# QUOTED PASSAGE
───
In the postmodern context leaders will find themselves addressing issues they never even thought about before. Much like the bemused Director of a large international company that I spoke to who had been asked a young staff member if it was acceptable to have his dog accompany him to work! Clichéd answers and simplistic methodologies no longer provide refuge for embattled leaders. “I’m sorry but I don’t know” will often carry more weight than the standard fare we have become so accustomed too.
Of course this brief exploration hardly does justice to the enormity of the change experienced as we have transitioned from the modern era to that of the postmodern. The point is that smart leaders pay attention to the Teutonic plate type shift that has taken place. It is a shift that, although hidden from our view, evidences itself in far reaching implications and is one that cannot simply be ignored or wished away. To be caught unprepared will prove catastrophic for leadership. Our world in general and our corporate world in particular, desperately need a new breed of leaders. Men and women who understand what is required and who are then willing to act on what it is that needs to be done. Leaders who understand the times and are willing to engage others in exploring and fashioning appropriate responses in which all play a part.
Idealistic? …Perhaps, but a worthy dream nonetheless. In Oliver Stone’s epic film Alexander, the thought is expressed that dangerous are those who dream, and best they be killed before their dream kills you. History is littered with those whose toxic dreams would validate such a thought. But it is not the dreaming that is the fault line here but rather it is the unchecked, isolated dreams of those with power that cause such havoc. Postmodern times will necessitate leaders who are not afraid to dream, but leaders who are able to weave together a coherent expression and tapestry of the diverse dreams of many. It will be a rich tapestry indeed and one that will require the unique stitch and imprint of South African business. South Africa and its peoples represents the most diverse patch of land on our planet and as such has a unique responsibility in leading the challenge on behalf on an expectant world in the decade to come.
The four points describing postmodernism (excluding the leadership emphasis) are taken from Brian McLaren’s excellent book, The Church on the Other Side (Zondervan Publishing, 1998). In it he refers to Bob Fryling’s book, Being Faithful in This Generation (InterVarsity Press, 1995) from which he takes the analogy of the Scientist and the Rocker (p160).
───
# DATA LISTING
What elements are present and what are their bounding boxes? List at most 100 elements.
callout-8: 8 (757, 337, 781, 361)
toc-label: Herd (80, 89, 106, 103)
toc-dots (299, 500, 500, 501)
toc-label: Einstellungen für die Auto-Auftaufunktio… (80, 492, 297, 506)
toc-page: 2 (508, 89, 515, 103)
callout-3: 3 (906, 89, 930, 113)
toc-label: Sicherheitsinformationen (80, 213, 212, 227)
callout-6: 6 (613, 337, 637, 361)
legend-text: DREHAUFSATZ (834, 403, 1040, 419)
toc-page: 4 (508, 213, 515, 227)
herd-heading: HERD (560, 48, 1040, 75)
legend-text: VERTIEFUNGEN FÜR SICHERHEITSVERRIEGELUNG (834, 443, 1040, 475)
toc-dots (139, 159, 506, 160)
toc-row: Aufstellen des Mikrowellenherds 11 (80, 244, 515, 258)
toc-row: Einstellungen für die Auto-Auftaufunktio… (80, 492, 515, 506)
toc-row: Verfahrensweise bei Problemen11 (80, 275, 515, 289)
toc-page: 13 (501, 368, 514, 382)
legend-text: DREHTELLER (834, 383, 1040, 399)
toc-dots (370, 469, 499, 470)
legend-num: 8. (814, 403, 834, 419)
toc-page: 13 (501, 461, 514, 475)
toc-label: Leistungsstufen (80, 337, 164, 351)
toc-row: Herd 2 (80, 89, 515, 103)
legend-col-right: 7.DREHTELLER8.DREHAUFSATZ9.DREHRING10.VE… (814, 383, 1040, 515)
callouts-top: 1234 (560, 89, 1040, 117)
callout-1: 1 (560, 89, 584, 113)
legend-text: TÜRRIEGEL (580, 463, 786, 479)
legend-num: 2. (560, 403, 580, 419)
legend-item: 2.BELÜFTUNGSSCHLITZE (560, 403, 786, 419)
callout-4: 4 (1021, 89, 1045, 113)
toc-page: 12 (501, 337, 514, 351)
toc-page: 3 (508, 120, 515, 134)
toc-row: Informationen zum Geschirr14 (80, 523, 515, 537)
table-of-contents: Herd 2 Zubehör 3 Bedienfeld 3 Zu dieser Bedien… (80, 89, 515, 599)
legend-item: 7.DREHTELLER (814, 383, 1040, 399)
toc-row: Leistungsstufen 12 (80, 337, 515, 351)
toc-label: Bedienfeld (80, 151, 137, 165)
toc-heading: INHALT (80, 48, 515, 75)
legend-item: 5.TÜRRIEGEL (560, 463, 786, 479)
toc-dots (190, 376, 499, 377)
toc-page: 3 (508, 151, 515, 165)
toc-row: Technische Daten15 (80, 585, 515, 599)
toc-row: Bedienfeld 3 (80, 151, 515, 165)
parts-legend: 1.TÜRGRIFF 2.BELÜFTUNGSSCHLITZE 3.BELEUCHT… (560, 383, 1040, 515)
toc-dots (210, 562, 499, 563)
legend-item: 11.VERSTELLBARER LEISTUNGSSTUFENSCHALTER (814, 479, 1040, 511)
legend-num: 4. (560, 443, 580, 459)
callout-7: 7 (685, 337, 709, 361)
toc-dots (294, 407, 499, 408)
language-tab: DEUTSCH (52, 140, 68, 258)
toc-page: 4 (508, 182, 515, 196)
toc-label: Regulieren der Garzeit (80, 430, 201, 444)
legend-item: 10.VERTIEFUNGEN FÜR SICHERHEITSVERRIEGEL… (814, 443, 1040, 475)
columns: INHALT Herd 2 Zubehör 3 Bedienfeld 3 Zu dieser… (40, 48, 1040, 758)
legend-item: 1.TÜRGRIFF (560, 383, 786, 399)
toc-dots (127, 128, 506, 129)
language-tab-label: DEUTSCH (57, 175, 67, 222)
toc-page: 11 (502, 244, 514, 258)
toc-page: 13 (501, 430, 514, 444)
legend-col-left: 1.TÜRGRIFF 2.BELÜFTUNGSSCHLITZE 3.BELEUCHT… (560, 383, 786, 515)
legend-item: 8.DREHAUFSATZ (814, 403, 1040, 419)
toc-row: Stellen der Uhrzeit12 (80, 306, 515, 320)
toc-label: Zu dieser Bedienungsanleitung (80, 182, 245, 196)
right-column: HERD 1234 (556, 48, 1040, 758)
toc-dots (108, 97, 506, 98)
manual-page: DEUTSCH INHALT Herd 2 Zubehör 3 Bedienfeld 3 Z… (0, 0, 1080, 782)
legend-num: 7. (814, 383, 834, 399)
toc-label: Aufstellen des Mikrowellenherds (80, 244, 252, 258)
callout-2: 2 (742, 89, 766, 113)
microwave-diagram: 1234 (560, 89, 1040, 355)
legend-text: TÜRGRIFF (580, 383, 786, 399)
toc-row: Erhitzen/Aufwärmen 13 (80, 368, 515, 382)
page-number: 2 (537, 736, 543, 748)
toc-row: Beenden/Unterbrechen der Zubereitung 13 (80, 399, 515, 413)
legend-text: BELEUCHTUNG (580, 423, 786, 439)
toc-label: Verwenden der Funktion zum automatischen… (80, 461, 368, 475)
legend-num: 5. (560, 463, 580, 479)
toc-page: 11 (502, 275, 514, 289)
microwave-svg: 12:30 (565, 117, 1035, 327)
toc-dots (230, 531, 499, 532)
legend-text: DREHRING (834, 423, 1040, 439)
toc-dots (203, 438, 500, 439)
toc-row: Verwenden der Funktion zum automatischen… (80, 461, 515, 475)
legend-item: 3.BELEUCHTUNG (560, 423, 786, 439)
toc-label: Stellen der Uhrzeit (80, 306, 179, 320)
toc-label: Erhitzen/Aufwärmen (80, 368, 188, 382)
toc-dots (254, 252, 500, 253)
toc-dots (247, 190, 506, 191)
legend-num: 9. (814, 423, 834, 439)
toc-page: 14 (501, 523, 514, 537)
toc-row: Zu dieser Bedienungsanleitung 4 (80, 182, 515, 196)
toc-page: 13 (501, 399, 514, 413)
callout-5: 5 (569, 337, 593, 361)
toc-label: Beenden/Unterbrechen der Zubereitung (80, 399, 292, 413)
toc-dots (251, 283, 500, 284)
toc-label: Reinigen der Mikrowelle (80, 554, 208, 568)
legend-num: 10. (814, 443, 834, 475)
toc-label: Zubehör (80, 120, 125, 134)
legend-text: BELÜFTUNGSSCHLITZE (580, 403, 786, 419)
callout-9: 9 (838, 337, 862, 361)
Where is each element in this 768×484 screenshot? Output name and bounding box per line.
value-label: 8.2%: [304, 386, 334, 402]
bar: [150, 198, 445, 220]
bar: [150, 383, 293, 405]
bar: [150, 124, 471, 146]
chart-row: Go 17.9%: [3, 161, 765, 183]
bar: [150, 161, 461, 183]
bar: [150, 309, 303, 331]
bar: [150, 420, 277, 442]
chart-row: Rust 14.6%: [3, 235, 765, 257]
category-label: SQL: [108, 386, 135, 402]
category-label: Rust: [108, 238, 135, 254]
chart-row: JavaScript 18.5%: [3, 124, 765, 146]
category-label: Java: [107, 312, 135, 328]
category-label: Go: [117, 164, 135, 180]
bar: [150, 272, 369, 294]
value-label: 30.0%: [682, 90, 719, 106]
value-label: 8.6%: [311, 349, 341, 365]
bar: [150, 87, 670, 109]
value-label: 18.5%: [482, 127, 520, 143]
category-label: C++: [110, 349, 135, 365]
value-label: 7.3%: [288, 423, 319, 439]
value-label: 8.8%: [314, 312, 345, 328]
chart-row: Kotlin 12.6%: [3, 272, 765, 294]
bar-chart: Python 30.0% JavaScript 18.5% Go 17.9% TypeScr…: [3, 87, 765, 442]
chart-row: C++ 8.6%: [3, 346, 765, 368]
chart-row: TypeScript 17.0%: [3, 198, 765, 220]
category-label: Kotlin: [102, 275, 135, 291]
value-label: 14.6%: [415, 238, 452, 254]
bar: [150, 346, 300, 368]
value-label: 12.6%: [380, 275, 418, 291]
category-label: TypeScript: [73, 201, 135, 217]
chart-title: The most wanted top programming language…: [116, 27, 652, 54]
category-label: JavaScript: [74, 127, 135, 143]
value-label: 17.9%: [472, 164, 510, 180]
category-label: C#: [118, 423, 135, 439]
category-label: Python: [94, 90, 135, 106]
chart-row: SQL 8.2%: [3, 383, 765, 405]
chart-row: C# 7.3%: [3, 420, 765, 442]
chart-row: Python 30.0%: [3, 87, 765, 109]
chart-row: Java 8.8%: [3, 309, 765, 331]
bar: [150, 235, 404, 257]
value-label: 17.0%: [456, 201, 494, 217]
───
# QUESTIONS TO ANSWER
1. Please answer these from the leadership essay, one line each:
(a) In the film Alexander, what thought is expressed about those who dream?
(b) Which country does the essay call the most diverse patch of land on the planet?
(c) From which book are the four points describing postmodernism taken?
2. Turn the leadership essay's paragraph beginning "Of course this brief exploration" into a short bulleted list that keeps its main points.

# RESPONSES FOR EACH TASK
1.
(a) That those who dream are dangerous, and that they are best killed before their dream kills you.
(b) South Africa.
(c) Brian McLaren's The Church on the Other Side (Zondervan Publishing, 1998).

2.
- The move from the modern to the postmodern era is an enormous change.
- Smart leaders pay attention to this deep shift, which is hidden from view but has far-reaching implications and cannot be ignored.
- Being caught unprepared will be catastrophic for leadership.
- The world, and the corporate world in particular, needs a new breed of leaders who understand the times and are willing to act.
- Such leaders engage others in exploring and shaping responses in which everyone plays a part.